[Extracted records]
━━━

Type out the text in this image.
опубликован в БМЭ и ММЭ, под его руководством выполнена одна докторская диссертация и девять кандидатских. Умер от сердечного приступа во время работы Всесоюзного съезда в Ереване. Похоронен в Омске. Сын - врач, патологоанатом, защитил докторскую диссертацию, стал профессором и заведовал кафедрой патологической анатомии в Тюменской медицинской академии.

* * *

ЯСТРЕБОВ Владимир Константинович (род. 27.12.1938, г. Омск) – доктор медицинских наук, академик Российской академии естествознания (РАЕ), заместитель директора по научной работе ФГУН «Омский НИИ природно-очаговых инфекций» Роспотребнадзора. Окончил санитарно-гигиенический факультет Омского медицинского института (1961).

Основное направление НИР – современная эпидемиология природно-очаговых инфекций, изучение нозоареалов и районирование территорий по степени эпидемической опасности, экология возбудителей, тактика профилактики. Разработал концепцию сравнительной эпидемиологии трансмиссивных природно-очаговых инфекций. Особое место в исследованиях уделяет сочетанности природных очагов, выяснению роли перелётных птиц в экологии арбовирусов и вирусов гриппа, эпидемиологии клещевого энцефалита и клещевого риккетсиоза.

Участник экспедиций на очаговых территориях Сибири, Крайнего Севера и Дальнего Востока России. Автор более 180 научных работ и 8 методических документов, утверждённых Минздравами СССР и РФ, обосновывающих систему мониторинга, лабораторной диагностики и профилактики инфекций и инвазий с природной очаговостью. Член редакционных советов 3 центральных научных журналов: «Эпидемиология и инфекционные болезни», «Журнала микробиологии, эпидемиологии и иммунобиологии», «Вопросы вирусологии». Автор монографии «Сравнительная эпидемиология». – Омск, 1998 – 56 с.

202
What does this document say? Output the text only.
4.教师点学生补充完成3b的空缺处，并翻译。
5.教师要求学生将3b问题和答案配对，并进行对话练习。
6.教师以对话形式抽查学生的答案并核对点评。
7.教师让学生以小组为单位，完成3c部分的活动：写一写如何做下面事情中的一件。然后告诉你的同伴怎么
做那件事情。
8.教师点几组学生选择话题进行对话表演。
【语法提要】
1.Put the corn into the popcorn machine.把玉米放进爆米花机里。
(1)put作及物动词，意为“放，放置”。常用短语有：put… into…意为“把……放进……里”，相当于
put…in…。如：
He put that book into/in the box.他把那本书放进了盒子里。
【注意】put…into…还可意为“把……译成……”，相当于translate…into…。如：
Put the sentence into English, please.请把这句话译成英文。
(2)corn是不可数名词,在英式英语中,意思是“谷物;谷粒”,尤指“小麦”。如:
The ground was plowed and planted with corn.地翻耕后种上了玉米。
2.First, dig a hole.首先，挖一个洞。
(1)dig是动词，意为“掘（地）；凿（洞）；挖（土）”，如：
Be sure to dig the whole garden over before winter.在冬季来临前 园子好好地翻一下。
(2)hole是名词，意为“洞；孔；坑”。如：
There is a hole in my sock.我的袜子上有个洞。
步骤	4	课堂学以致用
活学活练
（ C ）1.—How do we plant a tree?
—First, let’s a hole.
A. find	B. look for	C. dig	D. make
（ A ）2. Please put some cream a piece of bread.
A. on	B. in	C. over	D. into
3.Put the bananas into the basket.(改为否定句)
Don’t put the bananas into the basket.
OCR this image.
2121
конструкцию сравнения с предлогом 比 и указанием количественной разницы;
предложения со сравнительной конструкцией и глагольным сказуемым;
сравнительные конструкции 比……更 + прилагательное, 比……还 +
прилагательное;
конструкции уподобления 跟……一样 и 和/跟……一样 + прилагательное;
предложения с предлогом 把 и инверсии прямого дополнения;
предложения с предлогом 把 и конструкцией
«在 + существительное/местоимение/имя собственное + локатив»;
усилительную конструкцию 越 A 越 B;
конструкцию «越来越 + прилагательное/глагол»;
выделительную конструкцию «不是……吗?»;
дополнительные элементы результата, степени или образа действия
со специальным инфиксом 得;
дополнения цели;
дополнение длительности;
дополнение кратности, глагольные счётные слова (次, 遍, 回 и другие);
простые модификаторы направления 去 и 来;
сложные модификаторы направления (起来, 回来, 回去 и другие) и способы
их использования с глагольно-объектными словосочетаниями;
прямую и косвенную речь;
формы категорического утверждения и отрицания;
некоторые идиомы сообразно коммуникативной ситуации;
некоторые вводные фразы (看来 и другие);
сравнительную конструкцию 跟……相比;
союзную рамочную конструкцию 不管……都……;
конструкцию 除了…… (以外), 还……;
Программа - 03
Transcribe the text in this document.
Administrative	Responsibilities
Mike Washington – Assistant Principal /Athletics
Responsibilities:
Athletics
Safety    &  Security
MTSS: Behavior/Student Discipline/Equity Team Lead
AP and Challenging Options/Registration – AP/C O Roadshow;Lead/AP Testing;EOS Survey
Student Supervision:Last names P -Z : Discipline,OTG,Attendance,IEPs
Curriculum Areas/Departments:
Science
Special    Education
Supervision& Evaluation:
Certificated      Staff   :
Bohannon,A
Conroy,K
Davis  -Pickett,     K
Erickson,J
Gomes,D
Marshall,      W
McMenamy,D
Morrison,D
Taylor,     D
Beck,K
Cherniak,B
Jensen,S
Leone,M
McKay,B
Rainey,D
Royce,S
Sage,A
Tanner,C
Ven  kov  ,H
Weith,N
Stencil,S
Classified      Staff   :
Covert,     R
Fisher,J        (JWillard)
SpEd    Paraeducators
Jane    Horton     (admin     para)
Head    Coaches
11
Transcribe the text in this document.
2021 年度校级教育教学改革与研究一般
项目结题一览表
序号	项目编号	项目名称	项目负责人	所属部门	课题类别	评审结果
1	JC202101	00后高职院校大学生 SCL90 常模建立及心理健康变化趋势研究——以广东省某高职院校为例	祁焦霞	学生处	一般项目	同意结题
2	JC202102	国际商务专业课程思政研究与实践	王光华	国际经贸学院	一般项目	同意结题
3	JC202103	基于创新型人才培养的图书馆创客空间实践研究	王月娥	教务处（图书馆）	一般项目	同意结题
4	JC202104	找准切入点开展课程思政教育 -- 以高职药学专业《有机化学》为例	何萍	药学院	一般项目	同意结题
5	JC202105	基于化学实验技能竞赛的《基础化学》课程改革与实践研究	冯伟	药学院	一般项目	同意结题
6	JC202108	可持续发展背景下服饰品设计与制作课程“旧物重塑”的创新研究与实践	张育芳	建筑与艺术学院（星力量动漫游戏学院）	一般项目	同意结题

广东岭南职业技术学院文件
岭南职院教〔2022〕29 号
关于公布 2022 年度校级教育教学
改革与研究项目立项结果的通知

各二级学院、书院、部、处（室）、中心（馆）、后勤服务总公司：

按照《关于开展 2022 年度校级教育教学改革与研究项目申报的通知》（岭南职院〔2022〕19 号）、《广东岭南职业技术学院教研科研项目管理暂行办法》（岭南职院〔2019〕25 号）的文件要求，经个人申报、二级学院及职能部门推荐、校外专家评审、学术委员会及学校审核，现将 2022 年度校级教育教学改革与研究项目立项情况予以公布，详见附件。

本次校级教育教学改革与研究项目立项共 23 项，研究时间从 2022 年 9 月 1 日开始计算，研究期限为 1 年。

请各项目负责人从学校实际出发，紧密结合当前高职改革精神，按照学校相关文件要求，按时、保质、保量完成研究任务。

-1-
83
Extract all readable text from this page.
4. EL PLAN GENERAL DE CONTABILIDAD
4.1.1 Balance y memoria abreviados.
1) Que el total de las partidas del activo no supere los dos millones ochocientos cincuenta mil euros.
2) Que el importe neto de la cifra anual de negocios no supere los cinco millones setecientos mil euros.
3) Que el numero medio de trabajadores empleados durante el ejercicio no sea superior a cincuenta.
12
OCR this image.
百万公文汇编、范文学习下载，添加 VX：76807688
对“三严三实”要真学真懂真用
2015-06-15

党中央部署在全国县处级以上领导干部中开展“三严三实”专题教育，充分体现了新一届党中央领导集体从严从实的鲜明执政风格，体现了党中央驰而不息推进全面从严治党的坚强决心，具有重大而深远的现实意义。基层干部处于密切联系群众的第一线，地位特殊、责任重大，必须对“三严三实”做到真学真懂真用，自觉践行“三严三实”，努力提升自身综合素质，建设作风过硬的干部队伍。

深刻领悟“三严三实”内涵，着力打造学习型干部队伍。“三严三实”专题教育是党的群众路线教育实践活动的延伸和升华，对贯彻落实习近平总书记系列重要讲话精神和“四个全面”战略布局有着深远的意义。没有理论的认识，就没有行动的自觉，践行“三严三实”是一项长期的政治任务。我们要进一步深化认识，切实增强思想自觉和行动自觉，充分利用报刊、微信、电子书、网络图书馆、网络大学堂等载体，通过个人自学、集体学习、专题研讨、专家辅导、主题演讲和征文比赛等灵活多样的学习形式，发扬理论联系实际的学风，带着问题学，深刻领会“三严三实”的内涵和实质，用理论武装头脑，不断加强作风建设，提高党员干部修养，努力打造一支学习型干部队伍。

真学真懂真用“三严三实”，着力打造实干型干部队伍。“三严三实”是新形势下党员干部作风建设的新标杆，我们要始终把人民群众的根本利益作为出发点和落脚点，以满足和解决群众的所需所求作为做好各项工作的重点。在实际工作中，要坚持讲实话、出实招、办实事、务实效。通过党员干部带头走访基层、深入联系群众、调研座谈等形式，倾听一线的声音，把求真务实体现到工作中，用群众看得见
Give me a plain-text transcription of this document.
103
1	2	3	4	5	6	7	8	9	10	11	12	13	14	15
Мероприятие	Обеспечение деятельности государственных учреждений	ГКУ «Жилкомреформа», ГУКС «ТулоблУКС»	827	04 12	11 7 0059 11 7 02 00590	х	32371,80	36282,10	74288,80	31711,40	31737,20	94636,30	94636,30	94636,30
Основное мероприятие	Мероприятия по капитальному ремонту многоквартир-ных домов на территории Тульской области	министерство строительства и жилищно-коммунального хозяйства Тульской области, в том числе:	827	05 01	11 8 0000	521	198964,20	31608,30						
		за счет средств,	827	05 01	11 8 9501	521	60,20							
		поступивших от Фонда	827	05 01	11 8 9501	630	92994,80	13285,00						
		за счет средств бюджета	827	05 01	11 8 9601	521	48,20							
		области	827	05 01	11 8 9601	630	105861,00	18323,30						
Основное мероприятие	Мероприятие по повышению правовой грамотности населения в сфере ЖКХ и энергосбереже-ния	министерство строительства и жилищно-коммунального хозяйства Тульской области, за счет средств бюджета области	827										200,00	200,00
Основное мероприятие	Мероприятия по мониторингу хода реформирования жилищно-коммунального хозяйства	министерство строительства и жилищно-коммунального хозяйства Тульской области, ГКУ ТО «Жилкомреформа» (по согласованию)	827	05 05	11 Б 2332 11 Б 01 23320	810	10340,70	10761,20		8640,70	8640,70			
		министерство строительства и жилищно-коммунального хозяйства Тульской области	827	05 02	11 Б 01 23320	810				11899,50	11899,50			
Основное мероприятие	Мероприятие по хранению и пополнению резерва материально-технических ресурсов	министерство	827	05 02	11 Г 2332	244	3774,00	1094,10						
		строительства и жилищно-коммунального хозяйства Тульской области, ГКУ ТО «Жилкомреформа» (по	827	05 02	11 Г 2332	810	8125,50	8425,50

━━━

Look through the material above. Copy each line where the word "области" appears.

Основное мероприятие	Мероприятия по капитальному ремонту многоквартир-ных домов на территории Тульской области	министерство строительства и жилищно-коммунального хозяйства Тульской области, в том числе:	827	05 01	11 8 0000	521	198964,20	31608,30						
		области	827	05 01	11 8 9601	630	105861,00	18323,30						
Основное мероприятие	Мероприятие по повышению правовой грамотности населения в сфере ЖКХ и энергосбереже-ния	министерство строительства и жилищно-коммунального хозяйства Тульской области, за счет средств бюджета области	827										200,00	200,00
Основное мероприятие	Мероприятия по мониторингу хода реформирования жилищно-коммунального хозяйства	министерство строительства и жилищно-коммунального хозяйства Тульской области, ГКУ ТО «Жилкомреформа» (по согласованию)	827	05 05	11 Б 2332 11 Б 01 23320	810	10340,70	10761,20		8640,70	8640,70			
		министерство строительства и жилищно-коммунального хозяйства Тульской области	827	05 02	11 Б 01 23320	810				11899,50	11899,50			
		строительства и жилищно-коммунального хозяйства Тульской области, ГКУ ТО «Жилкомреформа» (по	827	05 02	11 Г 2332	810	8125,50	8425,50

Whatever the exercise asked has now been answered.